Your instructions:
Return, word for word, every line that follows.

--- Start Recorded information ---

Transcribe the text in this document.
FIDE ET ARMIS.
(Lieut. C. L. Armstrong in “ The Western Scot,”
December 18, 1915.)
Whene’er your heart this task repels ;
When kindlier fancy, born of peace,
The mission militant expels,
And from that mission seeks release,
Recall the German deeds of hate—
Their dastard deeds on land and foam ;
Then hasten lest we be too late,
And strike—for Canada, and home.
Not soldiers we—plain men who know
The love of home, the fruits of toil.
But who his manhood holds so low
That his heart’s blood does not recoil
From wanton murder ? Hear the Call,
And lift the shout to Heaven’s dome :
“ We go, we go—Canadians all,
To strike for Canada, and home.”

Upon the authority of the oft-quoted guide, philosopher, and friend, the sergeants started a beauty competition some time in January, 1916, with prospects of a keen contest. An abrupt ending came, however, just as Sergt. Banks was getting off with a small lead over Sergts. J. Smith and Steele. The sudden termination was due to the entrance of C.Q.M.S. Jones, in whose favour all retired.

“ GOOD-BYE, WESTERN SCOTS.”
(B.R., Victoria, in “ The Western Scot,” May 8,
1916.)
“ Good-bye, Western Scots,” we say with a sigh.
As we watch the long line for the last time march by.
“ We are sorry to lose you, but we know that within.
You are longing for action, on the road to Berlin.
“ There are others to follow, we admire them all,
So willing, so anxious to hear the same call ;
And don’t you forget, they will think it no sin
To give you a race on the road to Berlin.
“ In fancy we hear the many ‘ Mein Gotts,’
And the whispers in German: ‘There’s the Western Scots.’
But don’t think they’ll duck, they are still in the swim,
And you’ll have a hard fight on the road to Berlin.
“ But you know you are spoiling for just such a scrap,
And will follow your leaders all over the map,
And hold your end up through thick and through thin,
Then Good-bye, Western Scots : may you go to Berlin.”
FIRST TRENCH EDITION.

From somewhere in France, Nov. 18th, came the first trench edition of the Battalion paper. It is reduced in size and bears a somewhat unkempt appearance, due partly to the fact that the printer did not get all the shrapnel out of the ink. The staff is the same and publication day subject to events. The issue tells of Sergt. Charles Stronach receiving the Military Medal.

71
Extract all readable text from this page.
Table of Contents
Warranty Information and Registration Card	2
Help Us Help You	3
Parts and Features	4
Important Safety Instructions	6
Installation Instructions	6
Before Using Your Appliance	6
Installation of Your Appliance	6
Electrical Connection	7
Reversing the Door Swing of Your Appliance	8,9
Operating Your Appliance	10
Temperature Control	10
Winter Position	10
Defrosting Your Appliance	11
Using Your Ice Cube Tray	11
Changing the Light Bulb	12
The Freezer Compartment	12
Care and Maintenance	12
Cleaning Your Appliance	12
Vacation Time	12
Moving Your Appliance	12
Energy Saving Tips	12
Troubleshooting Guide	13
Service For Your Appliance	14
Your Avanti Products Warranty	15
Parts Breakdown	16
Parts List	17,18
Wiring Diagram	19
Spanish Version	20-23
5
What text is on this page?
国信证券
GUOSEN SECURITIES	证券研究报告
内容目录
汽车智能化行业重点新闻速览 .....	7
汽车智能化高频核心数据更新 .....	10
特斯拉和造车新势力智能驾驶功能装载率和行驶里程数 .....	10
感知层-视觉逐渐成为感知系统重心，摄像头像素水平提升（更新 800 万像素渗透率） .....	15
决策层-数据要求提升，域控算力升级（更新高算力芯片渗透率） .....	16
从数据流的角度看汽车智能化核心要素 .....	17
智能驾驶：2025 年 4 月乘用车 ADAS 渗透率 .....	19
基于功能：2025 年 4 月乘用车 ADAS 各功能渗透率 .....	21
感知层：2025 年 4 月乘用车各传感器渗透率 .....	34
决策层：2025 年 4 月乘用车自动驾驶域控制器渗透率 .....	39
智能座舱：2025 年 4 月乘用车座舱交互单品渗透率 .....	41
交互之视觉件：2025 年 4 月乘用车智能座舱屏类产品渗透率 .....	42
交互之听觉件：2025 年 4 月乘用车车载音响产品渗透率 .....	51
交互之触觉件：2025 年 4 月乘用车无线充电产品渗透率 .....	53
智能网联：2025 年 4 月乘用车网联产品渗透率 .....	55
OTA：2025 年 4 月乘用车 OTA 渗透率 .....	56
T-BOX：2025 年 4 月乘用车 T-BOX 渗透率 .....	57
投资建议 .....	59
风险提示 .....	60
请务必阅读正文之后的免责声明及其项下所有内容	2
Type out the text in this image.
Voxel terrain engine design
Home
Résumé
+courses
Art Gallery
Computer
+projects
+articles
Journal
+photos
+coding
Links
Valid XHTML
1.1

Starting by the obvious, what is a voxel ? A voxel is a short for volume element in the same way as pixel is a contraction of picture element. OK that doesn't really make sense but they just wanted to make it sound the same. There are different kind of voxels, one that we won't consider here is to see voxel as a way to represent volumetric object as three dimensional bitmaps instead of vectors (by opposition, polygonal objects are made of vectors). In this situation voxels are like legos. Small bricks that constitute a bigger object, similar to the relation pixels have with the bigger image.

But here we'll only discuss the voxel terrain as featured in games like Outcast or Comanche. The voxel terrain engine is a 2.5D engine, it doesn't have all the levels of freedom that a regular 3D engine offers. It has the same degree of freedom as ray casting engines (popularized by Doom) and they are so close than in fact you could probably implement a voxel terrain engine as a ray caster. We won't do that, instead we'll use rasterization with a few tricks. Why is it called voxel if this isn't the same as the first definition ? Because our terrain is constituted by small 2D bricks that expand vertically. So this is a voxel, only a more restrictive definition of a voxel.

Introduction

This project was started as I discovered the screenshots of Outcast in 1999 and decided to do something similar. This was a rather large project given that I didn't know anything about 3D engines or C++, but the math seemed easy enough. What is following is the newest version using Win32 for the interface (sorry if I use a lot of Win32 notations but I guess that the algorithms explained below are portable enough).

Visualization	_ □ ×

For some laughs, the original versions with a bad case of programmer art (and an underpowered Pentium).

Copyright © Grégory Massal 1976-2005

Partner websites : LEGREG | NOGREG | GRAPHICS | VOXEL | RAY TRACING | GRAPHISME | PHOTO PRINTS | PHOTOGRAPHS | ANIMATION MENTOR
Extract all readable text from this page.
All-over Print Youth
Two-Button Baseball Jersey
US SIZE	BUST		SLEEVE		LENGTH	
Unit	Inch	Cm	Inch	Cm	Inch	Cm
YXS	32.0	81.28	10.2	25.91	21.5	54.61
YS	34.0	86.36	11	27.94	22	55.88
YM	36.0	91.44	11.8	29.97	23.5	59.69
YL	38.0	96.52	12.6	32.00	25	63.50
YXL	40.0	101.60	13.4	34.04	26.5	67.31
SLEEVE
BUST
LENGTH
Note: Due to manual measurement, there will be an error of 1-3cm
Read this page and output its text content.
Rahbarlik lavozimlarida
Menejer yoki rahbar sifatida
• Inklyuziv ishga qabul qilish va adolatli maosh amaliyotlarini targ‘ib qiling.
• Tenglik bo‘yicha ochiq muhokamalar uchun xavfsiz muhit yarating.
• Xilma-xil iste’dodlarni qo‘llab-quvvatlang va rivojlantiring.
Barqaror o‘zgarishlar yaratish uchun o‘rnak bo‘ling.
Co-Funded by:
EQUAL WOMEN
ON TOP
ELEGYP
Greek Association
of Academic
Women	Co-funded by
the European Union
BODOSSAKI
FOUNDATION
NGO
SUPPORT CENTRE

--- End Recorded information ---

Exercise output:
Transcribe the text in this document.
FIDE ET ARMIS.
(Lieut. C. L. Armstrong in “ The Western Scot,”
December 18, 1915.)
Whene’er your heart this task repels ;
When kindlier fancy, born of peace,
The mission militant expels,
And from that mission seeks release,
Recall the German deeds of hate—
Their dastard deeds on land and foam ;
Then hasten lest we be too late,
And strike—for Canada, and home.
Not soldiers we—plain men who know
The love of home, the fruits of toil.
But who his manhood holds so low
That his heart’s blood does not recoil
From wanton murder ? Hear the Call,
And lift the shout to Heaven’s dome :
“ We go, we go—Canadians all,
To strike for Canada, and home.”

Upon the authority of the oft-quoted guide, philosopher, and friend, the sergeants started a beauty competition some time in January, 1916, with prospects of a keen contest. An abrupt ending came, however, just as Sergt. Banks was getting off with a small lead over Sergts. J. Smith and Steele. The sudden termination was due to the entrance of C.Q.M.S. Jones, in whose favour all retired.

“ GOOD-BYE, WESTERN SCOTS.”
(B.R., Victoria, in “ The Western Scot,” May 8,
1916.)
“ Good-bye, Western Scots,” we say with a sigh.
As we watch the long line for the last time march by.
“ We are sorry to lose you, but we know that within.
You are longing for action, on the road to Berlin.
“ There are others to follow, we admire them all,
So willing, so anxious to hear the same call ;
And don’t you forget, they will think it no sin
To give you a race on the road to Berlin.
“ In fancy we hear the many ‘ Mein Gotts,’
And the whispers in German: ‘There’s the Western Scots.’
But don’t think they’ll duck, they are still in the swim,
And you’ll have a hard fight on the road to Berlin.
“ But you know you are spoiling for just such a scrap,
And will follow your leaders all over the map,
And hold your end up through thick and through thin,
Then Good-bye, Western Scots : may you go to Berlin.”
FIRST TRENCH EDITION.

From somewhere in France, Nov. 18th, came the first trench edition of the Battalion paper. It is reduced in size and bears a somewhat unkempt appearance, due partly to the fact that the printer did not get all the shrapnel out of the ink. The staff is the same and publication day subject to events. The issue tells of Sergt. Charles Stronach receiving the Military Medal.

71
Extract all readable text from this page.
Table of Contents
Warranty Information and Registration Card	2
Help Us Help You	3
Parts and Features	4
Important Safety Instructions	6
Installation Instructions	6
Before Using Your Appliance	6
Installation of Your Appliance	6
Electrical Connection	7
Reversing the Door Swing of Your Appliance	8,9
Operating Your Appliance	10
Temperature Control	10
Winter Position	10
Defrosting Your Appliance	11
Using Your Ice Cube Tray	11
Changing the Light Bulb	12
The Freezer Compartment	12
Care and Maintenance	12
Cleaning Your Appliance	12
Vacation Time	12
Moving Your Appliance	12
Energy Saving Tips	12
Troubleshooting Guide	13
Service For Your Appliance	14
Your Avanti Products Warranty	15
Parts Breakdown	16
Parts List	17,18
Wiring Diagram	19
Spanish Version	20-23
5
What text is on this page?
国信证券
GUOSEN SECURITIES	证券研究报告
内容目录
汽车智能化行业重点新闻速览 .....	7
汽车智能化高频核心数据更新 .....	10
特斯拉和造车新势力智能驾驶功能装载率和行驶里程数 .....	10
感知层-视觉逐渐成为感知系统重心，摄像头像素水平提升（更新 800 万像素渗透率） .....	15
决策层-数据要求提升，域控算力升级（更新高算力芯片渗透率） .....	16
从数据流的角度看汽车智能化核心要素 .....	17
智能驾驶：2025 年 4 月乘用车 ADAS 渗透率 .....	19
基于功能：2025 年 4 月乘用车 ADAS 各功能渗透率 .....	21
感知层：2025 年 4 月乘用车各传感器渗透率 .....	34
决策层：2025 年 4 月乘用车自动驾驶域控制器渗透率 .....	39
智能座舱：2025 年 4 月乘用车座舱交互单品渗透率 .....	41
交互之视觉件：2025 年 4 月乘用车智能座舱屏类产品渗透率 .....	42
交互之听觉件：2025 年 4 月乘用车车载音响产品渗透率 .....	51
交互之触觉件：2025 年 4 月乘用车无线充电产品渗透率 .....	53
智能网联：2025 年 4 月乘用车网联产品渗透率 .....	55
OTA：2025 年 4 月乘用车 OTA 渗透率 .....	56
T-BOX：2025 年 4 月乘用车 T-BOX 渗透率 .....	57
投资建议 .....	59
风险提示 .....	60
请务必阅读正文之后的免责声明及其项下所有内容	2
Type out the text in this image.
Voxel terrain engine design
Home
Résumé
+courses
Art Gallery
Computer
+projects
+articles
Journal
+photos
+coding
Links
Valid XHTML
1.1

Starting by the obvious, what is a voxel ? A voxel is a short for volume element in the same way as pixel is a contraction of picture element. OK that doesn't really make sense but they just wanted to make it sound the same. There are different kind of voxels, one that we won't consider here is to see voxel as a way to represent volumetric object as three dimensional bitmaps instead of vectors (by opposition, polygonal objects are made of vectors). In this situation voxels are like legos. Small bricks that constitute a bigger object, similar to the relation pixels have with the bigger image.

But here we'll only discuss the voxel terrain as featured in games like Outcast or Comanche. The voxel terrain engine is a 2.5D engine, it doesn't have all the levels of freedom that a regular 3D engine offers. It has the same degree of freedom as ray casting engines (popularized by Doom) and they are so close than in fact you could probably implement a voxel terrain engine as a ray caster. We won't do that, instead we'll use rasterization with a few tricks. Why is it called voxel if this isn't the same as the first definition ? Because our terrain is constituted by small 2D bricks that expand vertically. So this is a voxel, only a more restrictive definition of a voxel.

Introduction

This project was started as I discovered the screenshots of Outcast in 1999 and decided to do something similar. This was a rather large project given that I didn't know anything about 3D engines or C++, but the math seemed easy enough. What is following is the newest version using Win32 for the interface (sorry if I use a lot of Win32 notations but I guess that the algorithms explained below are portable enough).

Visualization	_ □ ×

For some laughs, the original versions with a bad case of programmer art (and an underpowered Pentium).

Copyright © Grégory Massal 1976-2005

Partner websites : LEGREG | NOGREG | GRAPHICS | VOXEL | RAY TRACING | GRAPHISME | PHOTO PRINTS | PHOTOGRAPHS | ANIMATION MENTOR
Extract all readable text from this page.
All-over Print Youth
Two-Button Baseball Jersey
US SIZE	BUST		SLEEVE		LENGTH	
Unit	Inch	Cm	Inch	Cm	Inch	Cm
YXS	32.0	81.28	10.2	25.91	21.5	54.61
YS	34.0	86.36	11	27.94	22	55.88
YM	36.0	91.44	11.8	29.97	23.5	59.69
YL	38.0	96.52	12.6	32.00	25	63.50
YXL	40.0	101.60	13.4	34.04	26.5	67.31
SLEEVE
BUST
LENGTH
Note: Due to manual measurement, there will be an error of 1-3cm
Read this page and output its text content.
Rahbarlik lavozimlarida
Menejer yoki rahbar sifatida
• Inklyuziv ishga qabul qilish va adolatli maosh amaliyotlarini targ‘ib qiling.
• Tenglik bo‘yicha ochiq muhokamalar uchun xavfsiz muhit yarating.
• Xilma-xil iste’dodlarni qo‘llab-quvvatlang va rivojlantiring.
Barqaror o‘zgarishlar yaratish uchun o‘rnak bo‘ling.
Co-Funded by:
EQUAL WOMEN
ON TOP
ELEGYP
Greek Association
of Academic
Women	Co-funded by
the European Union
BODOSSAKI
FOUNDATION
NGO
SUPPORT CENTRE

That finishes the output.